WHAT YOU ARE ASKED TO DO: Every entry that follows should be reproduced exactly.

RECORDS TO PROCESS:
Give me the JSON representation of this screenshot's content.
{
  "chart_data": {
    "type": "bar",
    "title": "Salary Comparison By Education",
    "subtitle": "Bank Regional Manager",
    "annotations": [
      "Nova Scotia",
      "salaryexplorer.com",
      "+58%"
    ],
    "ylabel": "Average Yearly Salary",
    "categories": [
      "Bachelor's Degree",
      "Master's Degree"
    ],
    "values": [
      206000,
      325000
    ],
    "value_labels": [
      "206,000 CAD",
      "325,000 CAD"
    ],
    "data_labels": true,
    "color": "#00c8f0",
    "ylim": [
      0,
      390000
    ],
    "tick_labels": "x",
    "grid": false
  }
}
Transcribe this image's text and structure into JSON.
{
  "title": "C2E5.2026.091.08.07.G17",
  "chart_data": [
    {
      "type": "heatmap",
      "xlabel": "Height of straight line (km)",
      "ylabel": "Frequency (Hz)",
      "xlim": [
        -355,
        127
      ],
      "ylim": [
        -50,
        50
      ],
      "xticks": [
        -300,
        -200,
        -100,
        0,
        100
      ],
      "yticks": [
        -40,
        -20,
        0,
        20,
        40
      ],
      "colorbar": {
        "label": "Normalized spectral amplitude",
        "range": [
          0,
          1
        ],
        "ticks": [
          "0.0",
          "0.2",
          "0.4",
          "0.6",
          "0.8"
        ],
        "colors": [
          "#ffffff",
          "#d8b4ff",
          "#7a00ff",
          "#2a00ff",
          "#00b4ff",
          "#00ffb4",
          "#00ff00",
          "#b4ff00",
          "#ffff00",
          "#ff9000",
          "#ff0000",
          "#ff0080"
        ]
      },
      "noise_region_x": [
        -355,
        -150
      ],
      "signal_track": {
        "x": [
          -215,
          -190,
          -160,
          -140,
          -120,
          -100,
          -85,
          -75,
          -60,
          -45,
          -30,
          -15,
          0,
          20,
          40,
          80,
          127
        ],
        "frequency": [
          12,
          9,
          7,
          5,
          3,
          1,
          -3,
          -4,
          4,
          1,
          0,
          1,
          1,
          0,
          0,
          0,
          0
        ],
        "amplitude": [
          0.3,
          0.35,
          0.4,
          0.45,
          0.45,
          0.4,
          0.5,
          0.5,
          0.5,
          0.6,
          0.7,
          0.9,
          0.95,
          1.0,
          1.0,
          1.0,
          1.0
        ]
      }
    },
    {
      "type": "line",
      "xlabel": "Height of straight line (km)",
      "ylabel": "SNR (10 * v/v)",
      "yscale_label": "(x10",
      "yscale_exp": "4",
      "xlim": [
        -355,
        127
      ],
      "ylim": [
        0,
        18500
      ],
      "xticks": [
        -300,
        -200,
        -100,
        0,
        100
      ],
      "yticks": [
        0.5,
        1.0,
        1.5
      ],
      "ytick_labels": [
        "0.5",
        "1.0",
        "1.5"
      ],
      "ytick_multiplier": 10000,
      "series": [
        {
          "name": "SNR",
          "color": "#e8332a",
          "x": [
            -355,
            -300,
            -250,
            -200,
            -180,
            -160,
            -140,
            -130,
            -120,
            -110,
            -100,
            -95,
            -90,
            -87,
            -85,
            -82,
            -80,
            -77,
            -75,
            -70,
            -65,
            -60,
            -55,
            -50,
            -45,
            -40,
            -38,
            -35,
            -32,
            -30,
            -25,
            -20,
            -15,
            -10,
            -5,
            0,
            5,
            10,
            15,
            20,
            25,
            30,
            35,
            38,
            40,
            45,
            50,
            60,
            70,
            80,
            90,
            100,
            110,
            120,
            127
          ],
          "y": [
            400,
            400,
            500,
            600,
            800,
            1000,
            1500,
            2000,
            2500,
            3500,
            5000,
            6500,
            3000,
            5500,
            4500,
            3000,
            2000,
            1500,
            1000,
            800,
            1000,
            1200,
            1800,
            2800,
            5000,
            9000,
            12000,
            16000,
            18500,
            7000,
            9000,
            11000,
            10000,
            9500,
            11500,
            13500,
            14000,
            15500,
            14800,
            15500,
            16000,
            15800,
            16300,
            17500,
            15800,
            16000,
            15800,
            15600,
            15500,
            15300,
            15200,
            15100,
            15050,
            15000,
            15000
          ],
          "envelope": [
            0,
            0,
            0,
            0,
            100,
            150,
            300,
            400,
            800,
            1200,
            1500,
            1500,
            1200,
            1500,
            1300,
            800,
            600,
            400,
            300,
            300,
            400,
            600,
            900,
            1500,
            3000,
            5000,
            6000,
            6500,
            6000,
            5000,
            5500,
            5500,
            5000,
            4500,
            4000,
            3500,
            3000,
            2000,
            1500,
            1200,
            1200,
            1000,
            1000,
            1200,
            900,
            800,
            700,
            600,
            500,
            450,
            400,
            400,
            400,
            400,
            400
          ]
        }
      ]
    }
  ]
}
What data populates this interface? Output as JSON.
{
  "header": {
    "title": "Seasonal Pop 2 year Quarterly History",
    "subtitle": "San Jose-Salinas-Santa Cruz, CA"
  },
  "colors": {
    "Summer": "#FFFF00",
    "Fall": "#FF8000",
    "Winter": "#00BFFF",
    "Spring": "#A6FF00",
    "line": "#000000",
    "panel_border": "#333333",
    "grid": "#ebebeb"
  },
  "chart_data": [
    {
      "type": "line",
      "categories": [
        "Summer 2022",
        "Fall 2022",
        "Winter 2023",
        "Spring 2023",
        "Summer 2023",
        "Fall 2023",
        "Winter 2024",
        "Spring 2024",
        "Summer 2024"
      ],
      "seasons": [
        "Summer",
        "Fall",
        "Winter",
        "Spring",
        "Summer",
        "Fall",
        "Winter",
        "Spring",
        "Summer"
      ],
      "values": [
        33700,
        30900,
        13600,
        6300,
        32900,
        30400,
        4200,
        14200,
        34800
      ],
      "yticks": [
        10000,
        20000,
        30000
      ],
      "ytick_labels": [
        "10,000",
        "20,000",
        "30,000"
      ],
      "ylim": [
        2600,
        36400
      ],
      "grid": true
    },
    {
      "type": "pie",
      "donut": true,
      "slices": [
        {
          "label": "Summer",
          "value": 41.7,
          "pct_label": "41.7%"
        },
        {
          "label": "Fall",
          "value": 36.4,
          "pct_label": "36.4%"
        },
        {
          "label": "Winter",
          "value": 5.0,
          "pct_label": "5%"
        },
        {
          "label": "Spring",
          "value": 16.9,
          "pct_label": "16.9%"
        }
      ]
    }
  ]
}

RIGHT ANSWER:
Give me the JSON representation of this screenshot's content.
{
  "chart_data": {
    "type": "bar",
    "title": "Salary Comparison By Education",
    "subtitle": "Bank Regional Manager",
    "annotations": [
      "Nova Scotia",
      "salaryexplorer.com",
      "+58%"
    ],
    "ylabel": "Average Yearly Salary",
    "categories": [
      "Bachelor's Degree",
      "Master's Degree"
    ],
    "values": [
      206000,
      325000
    ],
    "value_labels": [
      "206,000 CAD",
      "325,000 CAD"
    ],
    "data_labels": true,
    "color": "#00c8f0",
    "ylim": [
      0,
      390000
    ],
    "tick_labels": "x",
    "grid": false
  }
}
Transcribe this image's text and structure into JSON.
{
  "title": "C2E5.2026.091.08.07.G17",
  "chart_data": [
    {
      "type": "heatmap",
      "xlabel": "Height of straight line (km)",
      "ylabel": "Frequency (Hz)",
      "xlim": [
        -355,
        127
      ],
      "ylim": [
        -50,
        50
      ],
      "xticks": [
        -300,
        -200,
        -100,
        0,
        100
      ],
      "yticks": [
        -40,
        -20,
        0,
        20,
        40
      ],
      "colorbar": {
        "label": "Normalized spectral amplitude",
        "range": [
          0,
          1
        ],
        "ticks": [
          "0.0",
          "0.2",
          "0.4",
          "0.6",
          "0.8"
        ],
        "colors": [
          "#ffffff",
          "#d8b4ff",
          "#7a00ff",
          "#2a00ff",
          "#00b4ff",
          "#00ffb4",
          "#00ff00",
          "#b4ff00",
          "#ffff00",
          "#ff9000",
          "#ff0000",
          "#ff0080"
        ]
      },
      "noise_region_x": [
        -355,
        -150
      ],
      "signal_track": {
        "x": [
          -215,
          -190,
          -160,
          -140,
          -120,
          -100,
          -85,
          -75,
          -60,
          -45,
          -30,
          -15,
          0,
          20,
          40,
          80,
          127
        ],
        "frequency": [
          12,
          9,
          7,
          5,
          3,
          1,
          -3,
          -4,
          4,
          1,
          0,
          1,
          1,
          0,
          0,
          0,
          0
        ],
        "amplitude": [
          0.3,
          0.35,
          0.4,
          0.45,
          0.45,
          0.4,
          0.5,
          0.5,
          0.5,
          0.6,
          0.7,
          0.9,
          0.95,
          1.0,
          1.0,
          1.0,
          1.0
        ]
      }
    },
    {
      "type": "line",
      "xlabel": "Height of straight line (km)",
      "ylabel": "SNR (10 * v/v)",
      "yscale_label": "(x10",
      "yscale_exp": "4",
      "xlim": [
        -355,
        127
      ],
      "ylim": [
        0,
        18500
      ],
      "xticks": [
        -300,
        -200,
        -100,
        0,
        100
      ],
      "yticks": [
        0.5,
        1.0,
        1.5
      ],
      "ytick_labels": [
        "0.5",
        "1.0",
        "1.5"
      ],
      "ytick_multiplier": 10000,
      "series": [
        {
          "name": "SNR",
          "color": "#e8332a",
          "x": [
            -355,
            -300,
            -250,
            -200,
            -180,
            -160,
            -140,
            -130,
            -120,
            -110,
            -100,
            -95,
            -90,
            -87,
            -85,
            -82,
            -80,
            -77,
            -75,
            -70,
            -65,
            -60,
            -55,
            -50,
            -45,
            -40,
            -38,
            -35,
            -32,
            -30,
            -25,
            -20,
            -15,
            -10,
            -5,
            0,
            5,
            10,
            15,
            20,
            25,
            30,
            35,
            38,
            40,
            45,
            50,
            60,
            70,
            80,
            90,
            100,
            110,
            120,
            127
          ],
          "y": [
            400,
            400,
            500,
            600,
            800,
            1000,
            1500,
            2000,
            2500,
            3500,
            5000,
            6500,
            3000,
            5500,
            4500,
            3000,
            2000,
            1500,
            1000,
            800,
            1000,
            1200,
            1800,
            2800,
            5000,
            9000,
            12000,
            16000,
            18500,
            7000,
            9000,
            11000,
            10000,
            9500,
            11500,
            13500,
            14000,
            15500,
            14800,
            15500,
            16000,
            15800,
            16300,
            17500,
            15800,
            16000,
            15800,
            15600,
            15500,
            15300,
            15200,
            15100,
            15050,
            15000,
            15000
          ],
          "envelope": [
            0,
            0,
            0,
            0,
            100,
            150,
            300,
            400,
            800,
            1200,
            1500,
            1500,
            1200,
            1500,
            1300,
            800,
            600,
            400,
            300,
            300,
            400,
            600,
            900,
            1500,
            3000,
            5000,
            6000,
            6500,
            6000,
            5000,
            5500,
            5500,
            5000,
            4500,
            4000,
            3500,
            3000,
            2000,
            1500,
            1200,
            1200,
            1000,
            1000,
            1200,
            900,
            800,
            700,
            600,
            500,
            450,
            400,
            400,
            400,
            400,
            400
          ]
        }
      ]
    }
  ]
}
What data populates this interface? Output as JSON.
{
  "header": {
    "title": "Seasonal Pop 2 year Quarterly History",
    "subtitle": "San Jose-Salinas-Santa Cruz, CA"
  },
  "colors": {
    "Summer": "#FFFF00",
    "Fall": "#FF8000",
    "Winter": "#00BFFF",
    "Spring": "#A6FF00",
    "line": "#000000",
    "panel_border": "#333333",
    "grid": "#ebebeb"
  },
  "chart_data": [
    {
      "type": "line",
      "categories": [
        "Summer 2022",
        "Fall 2022",
        "Winter 2023",
        "Spring 2023",
        "Summer 2023",
        "Fall 2023",
        "Winter 2024",
        "Spring 2024",
        "Summer 2024"
      ],
      "seasons": [
        "Summer",
        "Fall",
        "Winter",
        "Spring",
        "Summer",
        "Fall",
        "Winter",
        "Spring",
        "Summer"
      ],
      "values": [
        33700,
        30900,
        13600,
        6300,
        32900,
        30400,
        4200,
        14200,
        34800
      ],
      "yticks": [
        10000,
        20000,
        30000
      ],
      "ytick_labels": [
        "10,000",
        "20,000",
        "30,000"
      ],
      "ylim": [
        2600,
        36400
      ],
      "grid": true
    },
    {
      "type": "pie",
      "donut": true,
      "slices": [
        {
          "label": "Summer",
          "value": 41.7,
          "pct_label": "41.7%"
        },
        {
          "label": "Fall",
          "value": 36.4,
          "pct_label": "36.4%"
        },
        {
          "label": "Winter",
          "value": 5.0,
          "pct_label": "5%"
        },
        {
          "label": "Spring",
          "value": 16.9,
          "pct_label": "16.9%"
        }
      ]
    }
  ]
}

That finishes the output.